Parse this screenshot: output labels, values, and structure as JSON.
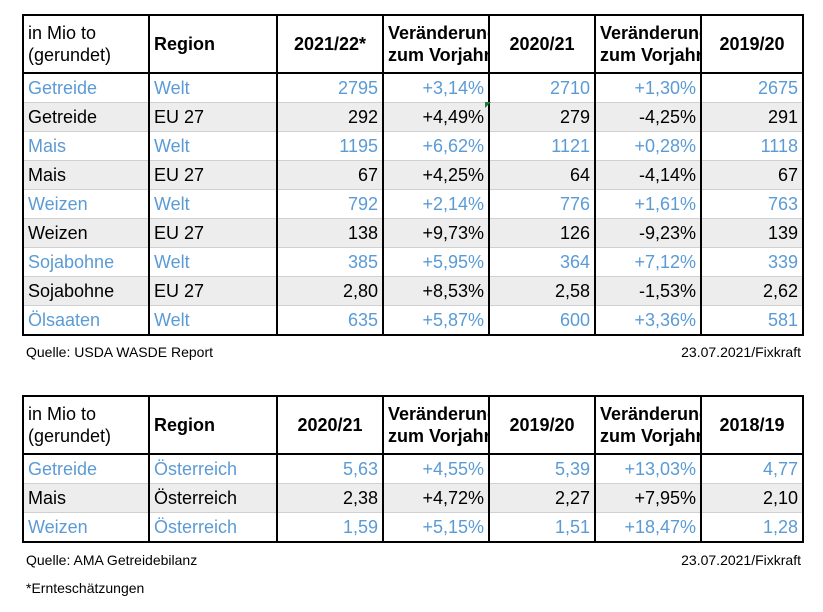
{
  "table1": {
    "header": {
      "unit_line1": "in Mio to",
      "unit_line2": "(gerundet)",
      "region": "Region",
      "col1": "2021/22*",
      "chg1_line1": "Veränderung",
      "chg1_line2": "zum Vorjahr",
      "col2": "2020/21",
      "chg2_line1": "Veränderung",
      "chg2_line2": "zum Vorjahr",
      "col3": "2019/20"
    },
    "rows": [
      {
        "product": "Getreide",
        "region": "Welt",
        "v1": "2795",
        "c1": "+3,14%",
        "v2": "2710",
        "c2": "+1,30%",
        "v3": "2675"
      },
      {
        "product": "Getreide",
        "region": "EU 27",
        "v1": "292",
        "c1": "+4,49%",
        "v2": "279",
        "c2": "-4,25%",
        "v3": "291"
      },
      {
        "product": "Mais",
        "region": "Welt",
        "v1": "1195",
        "c1": "+6,62%",
        "v2": "1121",
        "c2": "+0,28%",
        "v3": "1118"
      },
      {
        "product": "Mais",
        "region": "EU 27",
        "v1": "67",
        "c1": "+4,25%",
        "v2": "64",
        "c2": "-4,14%",
        "v3": "67"
      },
      {
        "product": "Weizen",
        "region": "Welt",
        "v1": "792",
        "c1": "+2,14%",
        "v2": "776",
        "c2": "+1,61%",
        "v3": "763"
      },
      {
        "product": "Weizen",
        "region": "EU 27",
        "v1": "138",
        "c1": "+9,73%",
        "v2": "126",
        "c2": "-9,23%",
        "v3": "139"
      },
      {
        "product": "Sojabohne",
        "region": "Welt",
        "v1": "385",
        "c1": "+5,95%",
        "v2": "364",
        "c2": "+7,12%",
        "v3": "339"
      },
      {
        "product": "Sojabohne",
        "region": "EU 27",
        "v1": "2,80",
        "c1": "+8,53%",
        "v2": "2,58",
        "c2": "-1,53%",
        "v3": "2,62"
      },
      {
        "product": "Ölsaaten",
        "region": "Welt",
        "v1": "635",
        "c1": "+5,87%",
        "v2": "600",
        "c2": "+3,36%",
        "v3": "581"
      }
    ],
    "source": "Quelle: USDA WASDE Report",
    "date": "23.07.2021/Fixkraft"
  },
  "table2": {
    "header": {
      "unit_line1": "in Mio to",
      "unit_line2": "(gerundet)",
      "region": "Region",
      "col1": "2020/21",
      "chg1_line1": "Veränderung",
      "chg1_line2": "zum Vorjahr",
      "col2": "2019/20",
      "chg2_line1": "Veränderung",
      "chg2_line2": "zum Vorjahr",
      "col3": "2018/19"
    },
    "rows": [
      {
        "product": "Getreide",
        "region": "Österreich",
        "v1": "5,63",
        "c1": "+4,55%",
        "v2": "5,39",
        "c2": "+13,03%",
        "v3": "4,77"
      },
      {
        "product": "Mais",
        "region": "Österreich",
        "v1": "2,38",
        "c1": "+4,72%",
        "v2": "2,27",
        "c2": "+7,95%",
        "v3": "2,10"
      },
      {
        "product": "Weizen",
        "region": "Österreich",
        "v1": "1,59",
        "c1": "+5,15%",
        "v2": "1,51",
        "c2": "+18,47%",
        "v3": "1,28"
      }
    ],
    "source": "Quelle: AMA Getreidebilanz",
    "date": "23.07.2021/Fixkraft"
  },
  "footnote": "*Ernteschätzungen",
  "colors": {
    "world_text": "#5b9bd5",
    "alt_row_bg": "#ededed",
    "border": "#000000"
  }
}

+===+

OBJECTIVE: Extract each line from the entries above that contains the string "Quelle".

THE COMPLETED TASK:
    "source": "Quelle: USDA WASDE Report",
    "source": "Quelle: AMA Getreidebilanz",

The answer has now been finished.